Please transcribe the data that follows without the pictures, keeping every word the same.
◆ ◆ ◆ ◆ ◆ ◆ ◆
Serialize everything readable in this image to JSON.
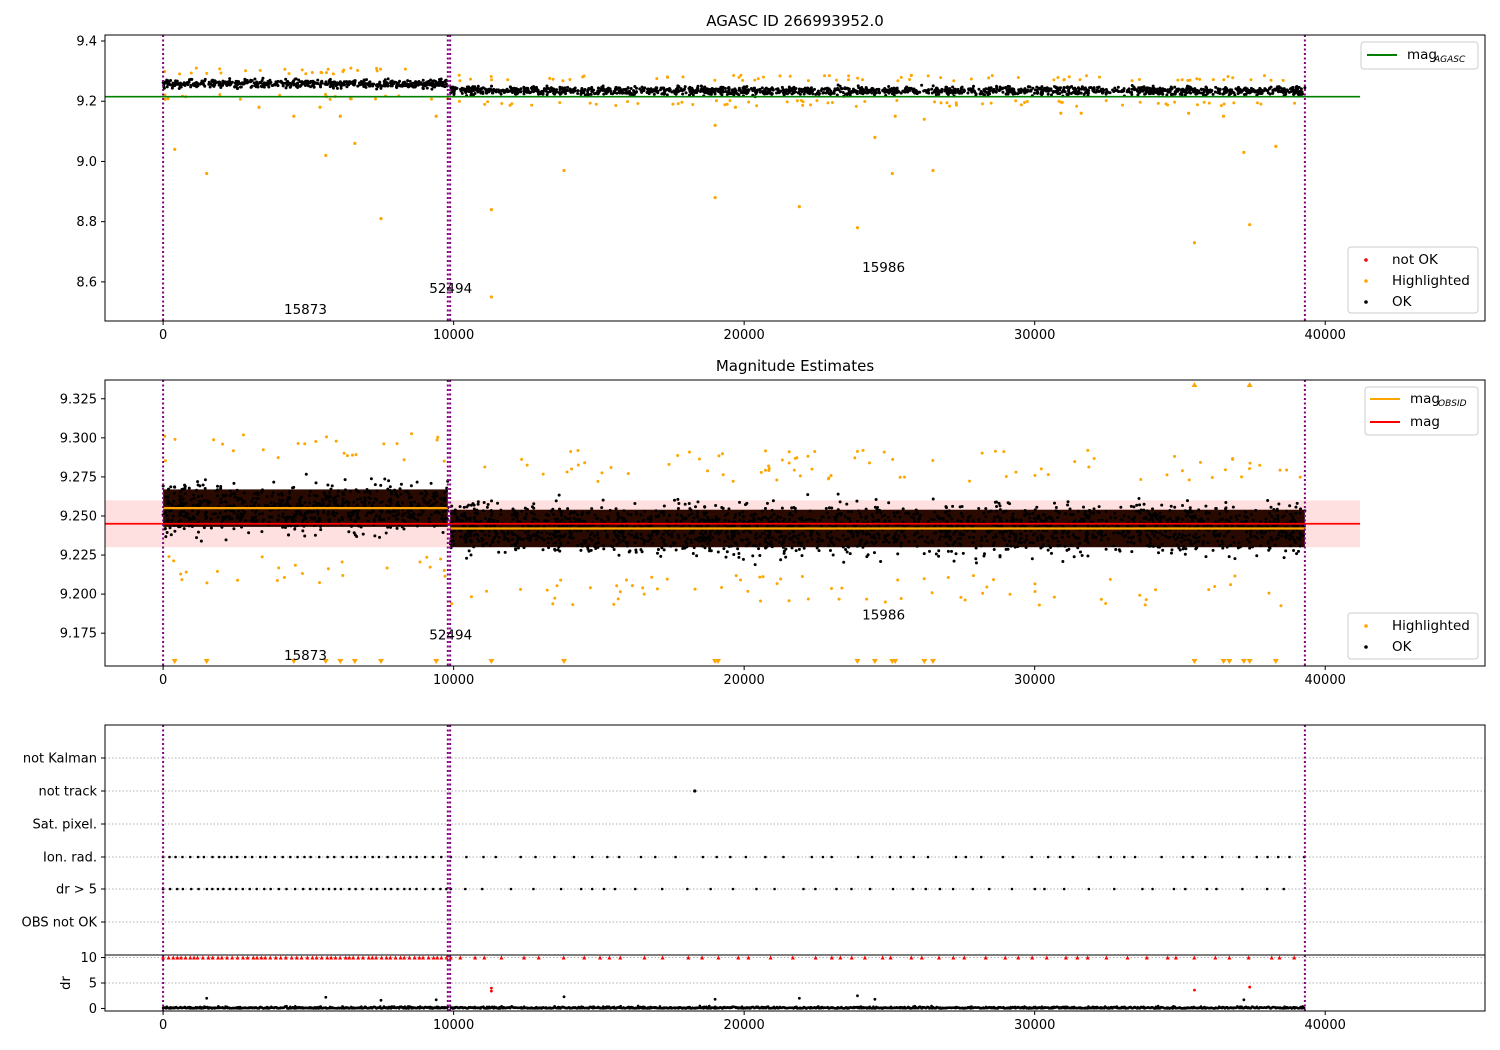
{
  "chart_data": [
    {
      "type": "scatter",
      "title": "AGASC ID 266993952.0",
      "xlim": [
        -2000,
        45500
      ],
      "ylim": [
        8.47,
        9.42
      ],
      "xticks": [
        "0",
        "10000",
        "20000",
        "30000",
        "40000"
      ],
      "xtick_values": [
        0,
        10000,
        20000,
        30000,
        40000
      ],
      "yticks": [
        "8.6",
        "8.8",
        "9.0",
        "9.2",
        "9.4"
      ],
      "ytick_values": [
        8.6,
        8.8,
        9.0,
        9.2,
        9.4
      ],
      "obs_boundaries": [
        0,
        9800,
        9880,
        39300
      ],
      "obs_labels": [
        {
          "text": "15873",
          "x": 4900,
          "y": 8.51
        },
        {
          "text": "52494",
          "x": 9900,
          "y": 8.58
        },
        {
          "text": "15986",
          "x": 24800,
          "y": 8.65
        }
      ],
      "reference_lines": [
        {
          "name": "mag",
          "subscript": "AGASC",
          "y": 9.215,
          "x_range": [
            -2000,
            41200
          ],
          "color": "#008000"
        }
      ],
      "series": [
        {
          "name": "not OK",
          "color": "#ff0000"
        },
        {
          "name": "Highlighted",
          "color": "#ffa500",
          "points": [
            [
              400,
              9.04
            ],
            [
              1500,
              8.96
            ],
            [
              4500,
              9.15
            ],
            [
              5600,
              9.02
            ],
            [
              6600,
              9.06
            ],
            [
              7500,
              8.81
            ],
            [
              9400,
              9.15
            ],
            [
              11300,
              8.84
            ],
            [
              11300,
              8.55
            ],
            [
              13800,
              8.97
            ],
            [
              19000,
              8.88
            ],
            [
              21900,
              8.85
            ],
            [
              23900,
              8.78
            ],
            [
              24500,
              9.08
            ],
            [
              25100,
              8.96
            ],
            [
              26500,
              8.97
            ],
            [
              35500,
              8.73
            ],
            [
              37200,
              9.03
            ],
            [
              37400,
              8.79
            ],
            [
              38300,
              9.05
            ],
            [
              3300,
              9.18
            ],
            [
              5400,
              9.18
            ],
            [
              6100,
              9.15
            ],
            [
              19000,
              9.12
            ],
            [
              19700,
              9.18
            ],
            [
              25200,
              9.15
            ],
            [
              26200,
              9.14
            ],
            [
              30900,
              9.16
            ],
            [
              31600,
              9.16
            ],
            [
              35300,
              9.16
            ],
            [
              36500,
              9.15
            ]
          ]
        },
        {
          "name": "OK",
          "color": "#000000",
          "segments": [
            {
              "x": [
                0,
                9800
              ],
              "y_center": 9.258,
              "y_spread": 0.025
            },
            {
              "x": [
                9880,
                39300
              ],
              "y_center": 9.235,
              "y_spread": 0.025
            }
          ]
        }
      ],
      "legends": [
        {
          "position": "top-right",
          "entries": [
            "mag_AGASC"
          ]
        },
        {
          "position": "lower-right",
          "entries": [
            "not OK",
            "Highlighted",
            "OK"
          ]
        }
      ]
    },
    {
      "type": "scatter",
      "title": "Magnitude Estimates",
      "xlim": [
        -2000,
        45500
      ],
      "ylim": [
        9.154,
        9.337
      ],
      "xticks": [
        "0",
        "10000",
        "20000",
        "30000",
        "40000"
      ],
      "xtick_values": [
        0,
        10000,
        20000,
        30000,
        40000
      ],
      "yticks": [
        "9.175",
        "9.200",
        "9.225",
        "9.250",
        "9.275",
        "9.300",
        "9.325"
      ],
      "ytick_values": [
        9.175,
        9.2,
        9.225,
        9.25,
        9.275,
        9.3,
        9.325
      ],
      "obs_boundaries": [
        0,
        9800,
        9880,
        39300
      ],
      "obs_labels": [
        {
          "text": "15873",
          "x": 4900,
          "y": 9.161
        },
        {
          "text": "52494",
          "x": 9900,
          "y": 9.174
        },
        {
          "text": "15986",
          "x": 24800,
          "y": 9.187
        }
      ],
      "mag_obsid": [
        {
          "x": [
            0,
            9800
          ],
          "y": 9.255
        },
        {
          "x": [
            9880,
            39300
          ],
          "y": 9.242
        }
      ],
      "mag": {
        "y": 9.245,
        "band": [
          9.23,
          9.26
        ],
        "x_range": [
          -2000,
          41200
        ]
      },
      "series": [
        {
          "name": "Highlighted",
          "color": "#ffa500"
        },
        {
          "name": "OK",
          "color": "#000000"
        }
      ],
      "legends": [
        {
          "position": "top-right",
          "entries": [
            "mag_OBSID",
            "mag"
          ]
        },
        {
          "position": "lower-right",
          "entries": [
            "Highlighted",
            "OK"
          ]
        }
      ]
    },
    {
      "type": "scatter",
      "title": "",
      "xlim": [
        -2000,
        45500
      ],
      "categories": [
        "not Kalman",
        "not track",
        "Sat. pixel.",
        "Ion. rad.",
        "dr > 5",
        "OBS not OK"
      ],
      "flag_points": {
        "not track": [
          18300
        ],
        "Ion. rad.": "periodic",
        "dr > 5": "periodic"
      },
      "obs_boundaries": [
        0,
        9800,
        9880,
        39300
      ]
    },
    {
      "type": "scatter",
      "title": "",
      "xlim": [
        -2000,
        45500
      ],
      "ylim": [
        -0.5,
        10.5
      ],
      "ylabel": "dr",
      "xticks": [
        "0",
        "10000",
        "20000",
        "30000",
        "40000"
      ],
      "xtick_values": [
        0,
        10000,
        20000,
        30000,
        40000
      ],
      "yticks": [
        "0",
        "5",
        "10"
      ],
      "ytick_values": [
        0,
        5,
        10
      ],
      "red_markers_y": 10,
      "obs_boundaries": [
        0,
        9800,
        9880,
        39300
      ]
    }
  ]
}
◆ ◆ ◆ ◆ ◆ ◆ ◆
= WRITTEN SOLUTION =
Serialize everything readable in this image to JSON.
{
  "chart_data": [
    {
      "type": "scatter",
      "title": "AGASC ID 266993952.0",
      "xlim": [
        -2000,
        45500
      ],
      "ylim": [
        8.47,
        9.42
      ],
      "xticks": [
        "0",
        "10000",
        "20000",
        "30000",
        "40000"
      ],
      "xtick_values": [
        0,
        10000,
        20000,
        30000,
        40000
      ],
      "yticks": [
        "8.6",
        "8.8",
        "9.0",
        "9.2",
        "9.4"
      ],
      "ytick_values": [
        8.6,
        8.8,
        9.0,
        9.2,
        9.4
      ],
      "obs_boundaries": [
        0,
        9800,
        9880,
        39300
      ],
      "obs_labels": [
        {
          "text": "15873",
          "x": 4900,
          "y": 8.51
        },
        {
          "text": "52494",
          "x": 9900,
          "y": 8.58
        },
        {
          "text": "15986",
          "x": 24800,
          "y": 8.65
        }
      ],
      "reference_lines": [
        {
          "name": "mag",
          "subscript": "AGASC",
          "y": 9.215,
          "x_range": [
            -2000,
            41200
          ],
          "color": "#008000"
        }
      ],
      "series": [
        {
          "name": "not OK",
          "color": "#ff0000"
        },
        {
          "name": "Highlighted",
          "color": "#ffa500",
          "points": [
            [
              400,
              9.04
            ],
            [
              1500,
              8.96
            ],
            [
              4500,
              9.15
            ],
            [
              5600,
              9.02
            ],
            [
              6600,
              9.06
            ],
            [
              7500,
              8.81
            ],
            [
              9400,
              9.15
            ],
            [
              11300,
              8.84
            ],
            [
              11300,
              8.55
            ],
            [
              13800,
              8.97
            ],
            [
              19000,
              8.88
            ],
            [
              21900,
              8.85
            ],
            [
              23900,
              8.78
            ],
            [
              24500,
              9.08
            ],
            [
              25100,
              8.96
            ],
            [
              26500,
              8.97
            ],
            [
              35500,
              8.73
            ],
            [
              37200,
              9.03
            ],
            [
              37400,
              8.79
            ],
            [
              38300,
              9.05
            ],
            [
              3300,
              9.18
            ],
            [
              5400,
              9.18
            ],
            [
              6100,
              9.15
            ],
            [
              19000,
              9.12
            ],
            [
              19700,
              9.18
            ],
            [
              25200,
              9.15
            ],
            [
              26200,
              9.14
            ],
            [
              30900,
              9.16
            ],
            [
              31600,
              9.16
            ],
            [
              35300,
              9.16
            ],
            [
              36500,
              9.15
            ]
          ]
        },
        {
          "name": "OK",
          "color": "#000000",
          "segments": [
            {
              "x": [
                0,
                9800
              ],
              "y_center": 9.258,
              "y_spread": 0.025
            },
            {
              "x": [
                9880,
                39300
              ],
              "y_center": 9.235,
              "y_spread": 0.025
            }
          ]
        }
      ],
      "legends": [
        {
          "position": "top-right",
          "entries": [
            "mag_AGASC"
          ]
        },
        {
          "position": "lower-right",
          "entries": [
            "not OK",
            "Highlighted",
            "OK"
          ]
        }
      ]
    },
    {
      "type": "scatter",
      "title": "Magnitude Estimates",
      "xlim": [
        -2000,
        45500
      ],
      "ylim": [
        9.154,
        9.337
      ],
      "xticks": [
        "0",
        "10000",
        "20000",
        "30000",
        "40000"
      ],
      "xtick_values": [
        0,
        10000,
        20000,
        30000,
        40000
      ],
      "yticks": [
        "9.175",
        "9.200",
        "9.225",
        "9.250",
        "9.275",
        "9.300",
        "9.325"
      ],
      "ytick_values": [
        9.175,
        9.2,
        9.225,
        9.25,
        9.275,
        9.3,
        9.325
      ],
      "obs_boundaries": [
        0,
        9800,
        9880,
        39300
      ],
      "obs_labels": [
        {
          "text": "15873",
          "x": 4900,
          "y": 9.161
        },
        {
          "text": "52494",
          "x": 9900,
          "y": 9.174
        },
        {
          "text": "15986",
          "x": 24800,
          "y": 9.187
        }
      ],
      "mag_obsid": [
        {
          "x": [
            0,
            9800
          ],
          "y": 9.255
        },
        {
          "x": [
            9880,
            39300
          ],
          "y": 9.242
        }
      ],
      "mag": {
        "y": 9.245,
        "band": [
          9.23,
          9.26
        ],
        "x_range": [
          -2000,
          41200
        ]
      },
      "series": [
        {
          "name": "Highlighted",
          "color": "#ffa500"
        },
        {
          "name": "OK",
          "color": "#000000"
        }
      ],
      "legends": [
        {
          "position": "top-right",
          "entries": [
            "mag_OBSID",
            "mag"
          ]
        },
        {
          "position": "lower-right",
          "entries": [
            "Highlighted",
            "OK"
          ]
        }
      ]
    },
    {
      "type": "scatter",
      "title": "",
      "xlim": [
        -2000,
        45500
      ],
      "categories": [
        "not Kalman",
        "not track",
        "Sat. pixel.",
        "Ion. rad.",
        "dr > 5",
        "OBS not OK"
      ],
      "flag_points": {
        "not track": [
          18300
        ],
        "Ion. rad.": "periodic",
        "dr > 5": "periodic"
      },
      "obs_boundaries": [
        0,
        9800,
        9880,
        39300
      ]
    },
    {
      "type": "scatter",
      "title": "",
      "xlim": [
        -2000,
        45500
      ],
      "ylim": [
        -0.5,
        10.5
      ],
      "ylabel": "dr",
      "xticks": [
        "0",
        "10000",
        "20000",
        "30000",
        "40000"
      ],
      "xtick_values": [
        0,
        10000,
        20000,
        30000,
        40000
      ],
      "yticks": [
        "0",
        "5",
        "10"
      ],
      "ytick_values": [
        0,
        5,
        10
      ],
      "red_markers_y": 10,
      "obs_boundaries": [
        0,
        9800,
        9880,
        39300
      ]
    }
  ]
}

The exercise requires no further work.